Extracted material:
....................

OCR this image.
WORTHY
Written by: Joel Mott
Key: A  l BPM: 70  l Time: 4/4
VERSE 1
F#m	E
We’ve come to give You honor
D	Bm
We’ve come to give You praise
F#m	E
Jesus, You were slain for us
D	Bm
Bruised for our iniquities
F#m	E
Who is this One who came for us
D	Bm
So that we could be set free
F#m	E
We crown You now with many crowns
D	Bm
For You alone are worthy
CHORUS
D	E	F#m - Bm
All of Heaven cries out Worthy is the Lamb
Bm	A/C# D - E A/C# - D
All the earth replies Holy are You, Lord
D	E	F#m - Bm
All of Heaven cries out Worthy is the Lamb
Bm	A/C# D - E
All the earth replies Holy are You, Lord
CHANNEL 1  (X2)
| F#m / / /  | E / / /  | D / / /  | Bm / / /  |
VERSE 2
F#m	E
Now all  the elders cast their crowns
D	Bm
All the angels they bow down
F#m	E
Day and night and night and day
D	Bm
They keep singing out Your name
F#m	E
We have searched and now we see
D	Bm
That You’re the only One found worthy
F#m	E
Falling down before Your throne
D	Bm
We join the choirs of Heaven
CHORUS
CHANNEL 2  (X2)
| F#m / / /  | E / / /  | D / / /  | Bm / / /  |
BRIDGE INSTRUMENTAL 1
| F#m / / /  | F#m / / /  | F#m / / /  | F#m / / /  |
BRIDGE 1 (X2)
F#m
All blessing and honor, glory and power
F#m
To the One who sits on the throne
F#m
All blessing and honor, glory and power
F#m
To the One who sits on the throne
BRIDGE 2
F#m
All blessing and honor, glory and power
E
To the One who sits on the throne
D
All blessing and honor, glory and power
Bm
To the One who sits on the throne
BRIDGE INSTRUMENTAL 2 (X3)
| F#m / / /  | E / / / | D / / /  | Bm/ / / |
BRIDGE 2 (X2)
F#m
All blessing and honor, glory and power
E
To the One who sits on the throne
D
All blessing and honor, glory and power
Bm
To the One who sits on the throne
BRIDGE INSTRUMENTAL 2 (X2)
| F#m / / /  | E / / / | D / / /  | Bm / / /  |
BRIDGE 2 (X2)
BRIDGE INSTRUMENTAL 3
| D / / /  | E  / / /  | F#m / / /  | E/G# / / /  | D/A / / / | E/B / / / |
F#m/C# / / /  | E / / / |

....................

Set exercise: Nothing should be changed: write out all of the data as is.

Output for this exercise:
OCR this image.
WORTHY
Written by: Joel Mott
Key: A  l BPM: 70  l Time: 4/4
VERSE 1
F#m	E
We’ve come to give You honor
D	Bm
We’ve come to give You praise
F#m	E
Jesus, You were slain for us
D	Bm
Bruised for our iniquities
F#m	E
Who is this One who came for us
D	Bm
So that we could be set free
F#m	E
We crown You now with many crowns
D	Bm
For You alone are worthy
CHORUS
D	E	F#m - Bm
All of Heaven cries out Worthy is the Lamb
Bm	A/C# D - E A/C# - D
All the earth replies Holy are You, Lord
D	E	F#m - Bm
All of Heaven cries out Worthy is the Lamb
Bm	A/C# D - E
All the earth replies Holy are You, Lord
CHANNEL 1  (X2)
| F#m / / /  | E / / /  | D / / /  | Bm / / /  |
VERSE 2
F#m	E
Now all  the elders cast their crowns
D	Bm
All the angels they bow down
F#m	E
Day and night and night and day
D	Bm
They keep singing out Your name
F#m	E
We have searched and now we see
D	Bm
That You’re the only One found worthy
F#m	E
Falling down before Your throne
D	Bm
We join the choirs of Heaven
CHORUS
CHANNEL 2  (X2)
| F#m / / /  | E / / /  | D / / /  | Bm / / /  |
BRIDGE INSTRUMENTAL 1
| F#m / / /  | F#m / / /  | F#m / / /  | F#m / / /  |
BRIDGE 1 (X2)
F#m
All blessing and honor, glory and power
F#m
To the One who sits on the throne
F#m
All blessing and honor, glory and power
F#m
To the One who sits on the throne
BRIDGE 2
F#m
All blessing and honor, glory and power
E
To the One who sits on the throne
D
All blessing and honor, glory and power
Bm
To the One who sits on the throne
BRIDGE INSTRUMENTAL 2 (X3)
| F#m / / /  | E / / / | D / / /  | Bm/ / / |
BRIDGE 2 (X2)
F#m
All blessing and honor, glory and power
E
To the One who sits on the throne
D
All blessing and honor, glory and power
Bm
To the One who sits on the throne
BRIDGE INSTRUMENTAL 2 (X2)
| F#m / / /  | E / / / | D / / /  | Bm / / /  |
BRIDGE 2 (X2)
BRIDGE INSTRUMENTAL 3
| D / / /  | E  / / /  | F#m / / /  | E/G# / / /  | D/A / / / | E/B / / / |
F#m/C# / / /  | E / / / |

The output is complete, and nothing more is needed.